◆ **Input material**
※

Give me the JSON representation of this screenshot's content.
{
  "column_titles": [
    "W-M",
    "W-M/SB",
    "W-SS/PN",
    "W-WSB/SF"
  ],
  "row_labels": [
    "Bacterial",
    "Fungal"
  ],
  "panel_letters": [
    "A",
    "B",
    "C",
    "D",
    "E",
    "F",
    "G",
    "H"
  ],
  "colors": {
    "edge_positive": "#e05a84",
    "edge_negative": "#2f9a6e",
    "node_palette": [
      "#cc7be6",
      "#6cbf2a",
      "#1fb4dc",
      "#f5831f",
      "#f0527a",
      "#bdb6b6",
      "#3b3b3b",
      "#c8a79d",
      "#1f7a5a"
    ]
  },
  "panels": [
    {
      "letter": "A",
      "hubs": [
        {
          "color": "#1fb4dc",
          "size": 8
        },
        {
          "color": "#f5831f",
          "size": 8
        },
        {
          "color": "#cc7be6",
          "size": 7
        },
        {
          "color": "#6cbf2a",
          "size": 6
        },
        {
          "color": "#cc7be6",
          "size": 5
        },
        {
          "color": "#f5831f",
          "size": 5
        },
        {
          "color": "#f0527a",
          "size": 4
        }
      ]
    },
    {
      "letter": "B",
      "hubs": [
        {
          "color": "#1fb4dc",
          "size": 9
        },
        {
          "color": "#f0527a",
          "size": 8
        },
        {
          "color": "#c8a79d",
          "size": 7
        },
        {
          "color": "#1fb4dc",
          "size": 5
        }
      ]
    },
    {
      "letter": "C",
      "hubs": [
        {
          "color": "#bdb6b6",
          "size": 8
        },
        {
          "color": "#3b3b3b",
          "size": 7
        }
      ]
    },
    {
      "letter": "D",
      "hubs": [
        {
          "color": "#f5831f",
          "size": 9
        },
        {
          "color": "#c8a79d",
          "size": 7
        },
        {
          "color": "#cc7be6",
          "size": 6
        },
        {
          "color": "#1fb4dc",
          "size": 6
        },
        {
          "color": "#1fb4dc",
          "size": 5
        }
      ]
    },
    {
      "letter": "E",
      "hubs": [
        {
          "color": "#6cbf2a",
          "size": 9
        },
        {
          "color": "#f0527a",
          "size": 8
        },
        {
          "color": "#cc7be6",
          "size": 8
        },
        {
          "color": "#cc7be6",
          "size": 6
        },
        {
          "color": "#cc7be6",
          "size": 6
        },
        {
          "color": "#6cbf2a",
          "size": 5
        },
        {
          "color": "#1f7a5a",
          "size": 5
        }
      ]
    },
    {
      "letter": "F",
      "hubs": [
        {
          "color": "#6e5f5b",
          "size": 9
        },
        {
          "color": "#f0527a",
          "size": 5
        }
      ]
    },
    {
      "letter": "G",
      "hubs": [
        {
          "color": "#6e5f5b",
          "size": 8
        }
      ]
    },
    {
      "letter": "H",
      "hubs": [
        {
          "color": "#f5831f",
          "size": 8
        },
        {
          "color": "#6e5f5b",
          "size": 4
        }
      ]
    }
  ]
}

※

◆ **What the exercise asks**
Nothing may be left out. Retype all the entries exactly.

◆ **Output of the task**
Give me the JSON representation of this screenshot's content.
{
  "column_titles": [
    "W-M",
    "W-M/SB",
    "W-SS/PN",
    "W-WSB/SF"
  ],
  "row_labels": [
    "Bacterial",
    "Fungal"
  ],
  "panel_letters": [
    "A",
    "B",
    "C",
    "D",
    "E",
    "F",
    "G",
    "H"
  ],
  "colors": {
    "edge_positive": "#e05a84",
    "edge_negative": "#2f9a6e",
    "node_palette": [
      "#cc7be6",
      "#6cbf2a",
      "#1fb4dc",
      "#f5831f",
      "#f0527a",
      "#bdb6b6",
      "#3b3b3b",
      "#c8a79d",
      "#1f7a5a"
    ]
  },
  "panels": [
    {
      "letter": "A",
      "hubs": [
        {
          "color": "#1fb4dc",
          "size": 8
        },
        {
          "color": "#f5831f",
          "size": 8
        },
        {
          "color": "#cc7be6",
          "size": 7
        },
        {
          "color": "#6cbf2a",
          "size": 6
        },
        {
          "color": "#cc7be6",
          "size": 5
        },
        {
          "color": "#f5831f",
          "size": 5
        },
        {
          "color": "#f0527a",
          "size": 4
        }
      ]
    },
    {
      "letter": "B",
      "hubs": [
        {
          "color": "#1fb4dc",
          "size": 9
        },
        {
          "color": "#f0527a",
          "size": 8
        },
        {
          "color": "#c8a79d",
          "size": 7
        },
        {
          "color": "#1fb4dc",
          "size": 5
        }
      ]
    },
    {
      "letter": "C",
      "hubs": [
        {
          "color": "#bdb6b6",
          "size": 8
        },
        {
          "color": "#3b3b3b",
          "size": 7
        }
      ]
    },
    {
      "letter": "D",
      "hubs": [
        {
          "color": "#f5831f",
          "size": 9
        },
        {
          "color": "#c8a79d",
          "size": 7
        },
        {
          "color": "#cc7be6",
          "size": 6
        },
        {
          "color": "#1fb4dc",
          "size": 6
        },
        {
          "color": "#1fb4dc",
          "size": 5
        }
      ]
    },
    {
      "letter": "E",
      "hubs": [
        {
          "color": "#6cbf2a",
          "size": 9
        },
        {
          "color": "#f0527a",
          "size": 8
        },
        {
          "color": "#cc7be6",
          "size": 8
        },
        {
          "color": "#cc7be6",
          "size": 6
        },
        {
          "color": "#cc7be6",
          "size": 6
        },
        {
          "color": "#6cbf2a",
          "size": 5
        },
        {
          "color": "#1f7a5a",
          "size": 5
        }
      ]
    },
    {
      "letter": "F",
      "hubs": [
        {
          "color": "#6e5f5b",
          "size": 9
        },
        {
          "color": "#f0527a",
          "size": 5
        }
      ]
    },
    {
      "letter": "G",
      "hubs": [
        {
          "color": "#6e5f5b",
          "size": 8
        }
      ]
    },
    {
      "letter": "H",
      "hubs": [
        {
          "color": "#f5831f",
          "size": 8
        },
        {
          "color": "#6e5f5b",
          "size": 4
        }
      ]
    }
  ]
}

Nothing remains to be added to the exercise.